* _Objective_
Copy every entry exactly as given, minus the images.

+===+

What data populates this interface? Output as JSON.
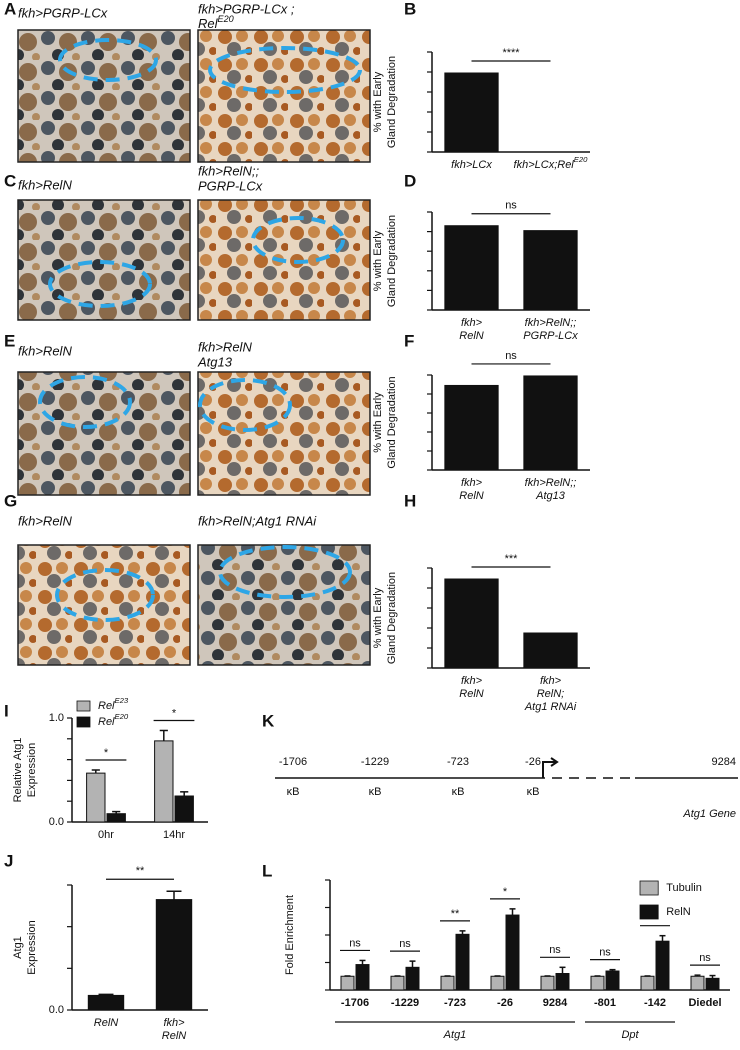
{
  "panel_labels": [
    "A",
    "B",
    "C",
    "D",
    "E",
    "F",
    "G",
    "H",
    "I",
    "J",
    "K",
    "L"
  ],
  "images": [
    {
      "caption": [
        "fkh>PGRP-LCx"
      ]
    },
    {
      "caption": [
        "fkh>PGRP-LCx ;",
        {
          "text": "Rel",
          "sup": "E20"
        }
      ]
    },
    {
      "caption": [
        "fkh>RelN"
      ]
    },
    {
      "caption": [
        "fkh>RelN;;",
        "PGRP-LCx"
      ]
    },
    {
      "caption": [
        "fkh>RelN"
      ]
    },
    {
      "caption": [
        "fkh>RelN",
        "Atg13"
      ]
    },
    {
      "caption": [
        "fkh>RelN"
      ]
    },
    {
      "caption": [
        "fkh>RelN;Atg1 RNAi"
      ]
    }
  ],
  "gene_map": {
    "sites": [
      {
        "position": "-1706",
        "motif": "κB"
      },
      {
        "position": "-1229",
        "motif": "κB"
      },
      {
        "position": "-723",
        "motif": "κB"
      },
      {
        "position": "-26",
        "motif": "κB"
      }
    ],
    "end_position": "9284",
    "gene": "Atg1 Gene"
  },
  "chart_data": [
    {
      "type": "bar",
      "ylabel": [
        "% with Early",
        "Gland Degradation"
      ],
      "categories": [
        [
          "fkh>LCx"
        ],
        [
          {
            "text": "fkh>LCx;Rel",
            "sup": "E20"
          }
        ]
      ],
      "values": [
        79,
        0
      ],
      "color": "#111111",
      "comparison": "****",
      "ylim": [
        0,
        100
      ],
      "yticks": [
        0,
        20,
        40,
        60,
        80,
        100
      ]
    },
    {
      "type": "bar",
      "ylabel": [
        "% with Early",
        "Gland Degradation"
      ],
      "categories": [
        [
          "fkh>",
          "RelN"
        ],
        [
          "fkh>RelN;;",
          "PGRP-LCx"
        ]
      ],
      "values": [
        86,
        81
      ],
      "color": "#111111",
      "comparison": "ns",
      "ylim": [
        0,
        100
      ],
      "yticks": [
        0,
        20,
        40,
        60,
        80,
        100
      ]
    },
    {
      "type": "bar",
      "ylabel": [
        "% with Early",
        "Gland Degradation"
      ],
      "categories": [
        [
          "fkh>",
          "RelN"
        ],
        [
          "fkh>RelN;;",
          "Atg13"
        ]
      ],
      "values": [
        89,
        99
      ],
      "color": "#111111",
      "comparison": "ns",
      "ylim": [
        0,
        100
      ],
      "yticks": [
        0,
        20,
        40,
        60,
        80,
        100
      ]
    },
    {
      "type": "bar",
      "ylabel": [
        "% with Early",
        "Gland Degradation"
      ],
      "categories": [
        [
          "fkh>",
          "RelN"
        ],
        [
          "fkh>",
          "RelN;",
          "Atg1 RNAi"
        ]
      ],
      "values": [
        89,
        35
      ],
      "color": "#111111",
      "comparison": "***",
      "ylim": [
        0,
        100
      ],
      "yticks": [
        0,
        20,
        40,
        60,
        80,
        100
      ]
    },
    {
      "type": "bar",
      "ylabel": [
        "Relative Atg1",
        "Expression"
      ],
      "categories": [
        "0hr",
        "14hr"
      ],
      "series": [
        {
          "name": {
            "text": "Rel",
            "sup": "E23"
          },
          "color": "#b3b3b3",
          "values": [
            0.47,
            0.78
          ],
          "errors": [
            0.03,
            0.1
          ]
        },
        {
          "name": {
            "text": "Rel",
            "sup": "E20"
          },
          "color": "#111111",
          "values": [
            0.08,
            0.25
          ],
          "errors": [
            0.02,
            0.04
          ]
        }
      ],
      "significance": [
        "*",
        "*"
      ],
      "legend": "top-left",
      "ylim": [
        0,
        1.0
      ],
      "yticks": [
        {
          "value": 0,
          "label": "0.0"
        },
        0.2,
        0.4,
        0.6,
        0.8,
        {
          "value": 1,
          "label": "1.0"
        }
      ]
    },
    {
      "type": "bar",
      "ylabel": [
        "Atg1",
        "Expression"
      ],
      "categories": [
        "RelN",
        [
          "fkh>",
          "RelN"
        ]
      ],
      "values": [
        0.07,
        0.53
      ],
      "errors": [
        0.005,
        0.04
      ],
      "color": "#111111",
      "comparison": "**",
      "ylim": [
        0,
        0.6
      ],
      "yticks": [
        {
          "value": 0,
          "label": "0.0"
        },
        0.2,
        0.4,
        0.6
      ]
    },
    {
      "type": "bar",
      "ylabel": [
        "Fold Enrichment"
      ],
      "categories": [
        "-1706",
        "-1229",
        "-723",
        "-26",
        "9284",
        "-801",
        "-142",
        "Diedel"
      ],
      "series": [
        {
          "name": "Tubulin",
          "color": "#b3b3b3",
          "values": [
            1,
            1,
            1,
            1,
            1,
            1,
            1,
            1
          ],
          "errors": [
            0.02,
            0.02,
            0.02,
            0.02,
            0.02,
            0.02,
            0.02,
            0.08
          ]
        },
        {
          "name": "RelN",
          "color": "#111111",
          "values": [
            1.85,
            1.65,
            4.05,
            5.45,
            1.2,
            1.38,
            3.55,
            0.85
          ],
          "errors": [
            0.3,
            0.45,
            0.25,
            0.45,
            0.45,
            0.1,
            0.4,
            0.2
          ]
        }
      ],
      "significance": [
        "ns",
        "ns",
        "**",
        "*",
        "ns",
        "ns",
        "*",
        "ns"
      ],
      "groups": [
        {
          "label": "Atg1",
          "span": [
            0,
            4
          ]
        },
        {
          "label": "Dpt",
          "span": [
            5,
            6
          ]
        }
      ],
      "legend": "top-right",
      "ylim": [
        0,
        8
      ],
      "yticks": [
        0,
        2,
        4,
        6,
        8
      ]
    }
  ]
}
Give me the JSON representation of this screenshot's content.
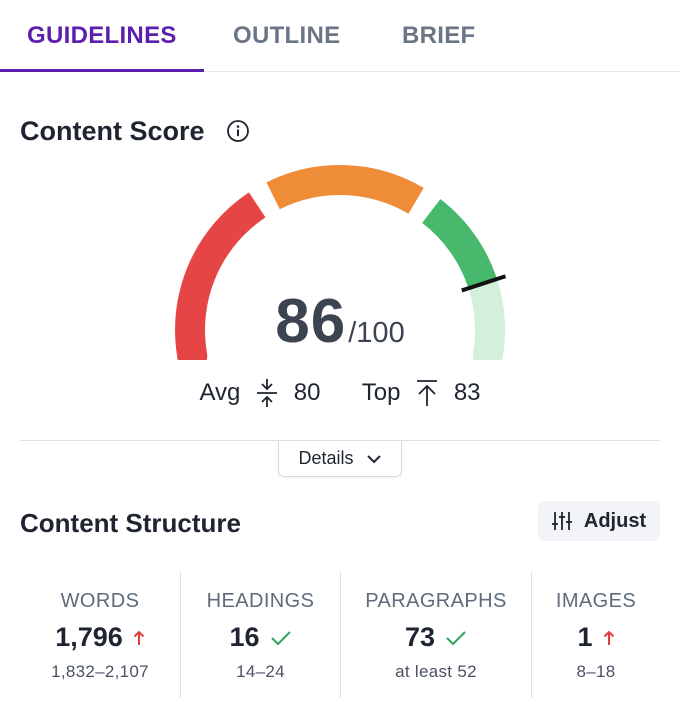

+===+

* _Written response_
What data populates this interface? Output as JSON.
{
  "panel_labels": [
    "A",
    "B",
    "C",
    "D",
    "E",
    "F",
    "G",
    "H",
    "I",
    "J",
    "K",
    "L"
  ],
  "images": [
    {
      "caption": [
        "fkh>PGRP-LCx"
      ]
    },
    {
      "caption": [
        "fkh>PGRP-LCx ;",
        {
          "text": "Rel",
          "sup": "E20"
        }
      ]
    },
    {
      "caption": [
        "fkh>RelN"
      ]
    },
    {
      "caption": [
        "fkh>RelN;;",
        "PGRP-LCx"
      ]
    },
    {
      "caption": [
        "fkh>RelN"
      ]
    },
    {
      "caption": [
        "fkh>RelN",
        "Atg13"
      ]
    },
    {
      "caption": [
        "fkh>RelN"
      ]
    },
    {
      "caption": [
        "fkh>RelN;Atg1 RNAi"
      ]
    }
  ],
  "gene_map": {
    "sites": [
      {
        "position": "-1706",
        "motif": "κB"
      },
      {
        "position": "-1229",
        "motif": "κB"
      },
      {
        "position": "-723",
        "motif": "κB"
      },
      {
        "position": "-26",
        "motif": "κB"
      }
    ],
    "end_position": "9284",
    "gene": "Atg1 Gene"
  },
  "chart_data": [
    {
      "type": "bar",
      "ylabel": [
        "% with Early",
        "Gland Degradation"
      ],
      "categories": [
        [
          "fkh>LCx"
        ],
        [
          {
            "text": "fkh>LCx;Rel",
            "sup": "E20"
          }
        ]
      ],
      "values": [
        79,
        0
      ],
      "color": "#111111",
      "comparison": "****",
      "ylim": [
        0,
        100
      ],
      "yticks": [
        0,
        20,
        40,
        60,
        80,
        100
      ]
    },
    {
      "type": "bar",
      "ylabel": [
        "% with Early",
        "Gland Degradation"
      ],
      "categories": [
        [
          "fkh>",
          "RelN"
        ],
        [
          "fkh>RelN;;",
          "PGRP-LCx"
        ]
      ],
      "values": [
        86,
        81
      ],
      "color": "#111111",
      "comparison": "ns",
      "ylim": [
        0,
        100
      ],
      "yticks": [
        0,
        20,
        40,
        60,
        80,
        100
      ]
    },
    {
      "type": "bar",
      "ylabel": [
        "% with Early",
        "Gland Degradation"
      ],
      "categories": [
        [
          "fkh>",
          "RelN"
        ],
        [
          "fkh>RelN;;",
          "Atg13"
        ]
      ],
      "values": [
        89,
        99
      ],
      "color": "#111111",
      "comparison": "ns",
      "ylim": [
        0,
        100
      ],
      "yticks": [
        0,
        20,
        40,
        60,
        80,
        100
      ]
    },
    {
      "type": "bar",
      "ylabel": [
        "% with Early",
        "Gland Degradation"
      ],
      "categories": [
        [
          "fkh>",
          "RelN"
        ],
        [
          "fkh>",
          "RelN;",
          "Atg1 RNAi"
        ]
      ],
      "values": [
        89,
        35
      ],
      "color": "#111111",
      "comparison": "***",
      "ylim": [
        0,
        100
      ],
      "yticks": [
        0,
        20,
        40,
        60,
        80,
        100
      ]
    },
    {
      "type": "bar",
      "ylabel": [
        "Relative Atg1",
        "Expression"
      ],
      "categories": [
        "0hr",
        "14hr"
      ],
      "series": [
        {
          "name": {
            "text": "Rel",
            "sup": "E23"
          },
          "color": "#b3b3b3",
          "values": [
            0.47,
            0.78
          ],
          "errors": [
            0.03,
            0.1
          ]
        },
        {
          "name": {
            "text": "Rel",
            "sup": "E20"
          },
          "color": "#111111",
          "values": [
            0.08,
            0.25
          ],
          "errors": [
            0.02,
            0.04
          ]
        }
      ],
      "significance": [
        "*",
        "*"
      ],
      "legend": "top-left",
      "ylim": [
        0,
        1.0
      ],
      "yticks": [
        {
          "value": 0,
          "label": "0.0"
        },
        0.2,
        0.4,
        0.6,
        0.8,
        {
          "value": 1,
          "label": "1.0"
        }
      ]
    },
    {
      "type": "bar",
      "ylabel": [
        "Atg1",
        "Expression"
      ],
      "categories": [
        "RelN",
        [
          "fkh>",
          "RelN"
        ]
      ],
      "values": [
        0.07,
        0.53
      ],
      "errors": [
        0.005,
        0.04
      ],
      "color": "#111111",
      "comparison": "**",
      "ylim": [
        0,
        0.6
      ],
      "yticks": [
        {
          "value": 0,
          "label": "0.0"
        },
        0.2,
        0.4,
        0.6
      ]
    },
    {
      "type": "bar",
      "ylabel": [
        "Fold Enrichment"
      ],
      "categories": [
        "-1706",
        "-1229",
        "-723",
        "-26",
        "9284",
        "-801",
        "-142",
        "Diedel"
      ],
      "series": [
        {
          "name": "Tubulin",
          "color": "#b3b3b3",
          "values": [
            1,
            1,
            1,
            1,
            1,
            1,
            1,
            1
          ],
          "errors": [
            0.02,
            0.02,
            0.02,
            0.02,
            0.02,
            0.02,
            0.02,
            0.08
          ]
        },
        {
          "name": "RelN",
          "color": "#111111",
          "values": [
            1.85,
            1.65,
            4.05,
            5.45,
            1.2,
            1.38,
            3.55,
            0.85
          ],
          "errors": [
            0.3,
            0.45,
            0.25,
            0.45,
            0.45,
            0.1,
            0.4,
            0.2
          ]
        }
      ],
      "significance": [
        "ns",
        "ns",
        "**",
        "*",
        "ns",
        "ns",
        "*",
        "ns"
      ],
      "groups": [
        {
          "label": "Atg1",
          "span": [
            0,
            4
          ]
        },
        {
          "label": "Dpt",
          "span": [
            5,
            6
          ]
        }
      ],
      "legend": "top-right",
      "ylim": [
        0,
        8
      ],
      "yticks": [
        0,
        2,
        4,
        6,
        8
      ]
    }
  ]
}
Give me the JSON representation of this screenshot's content.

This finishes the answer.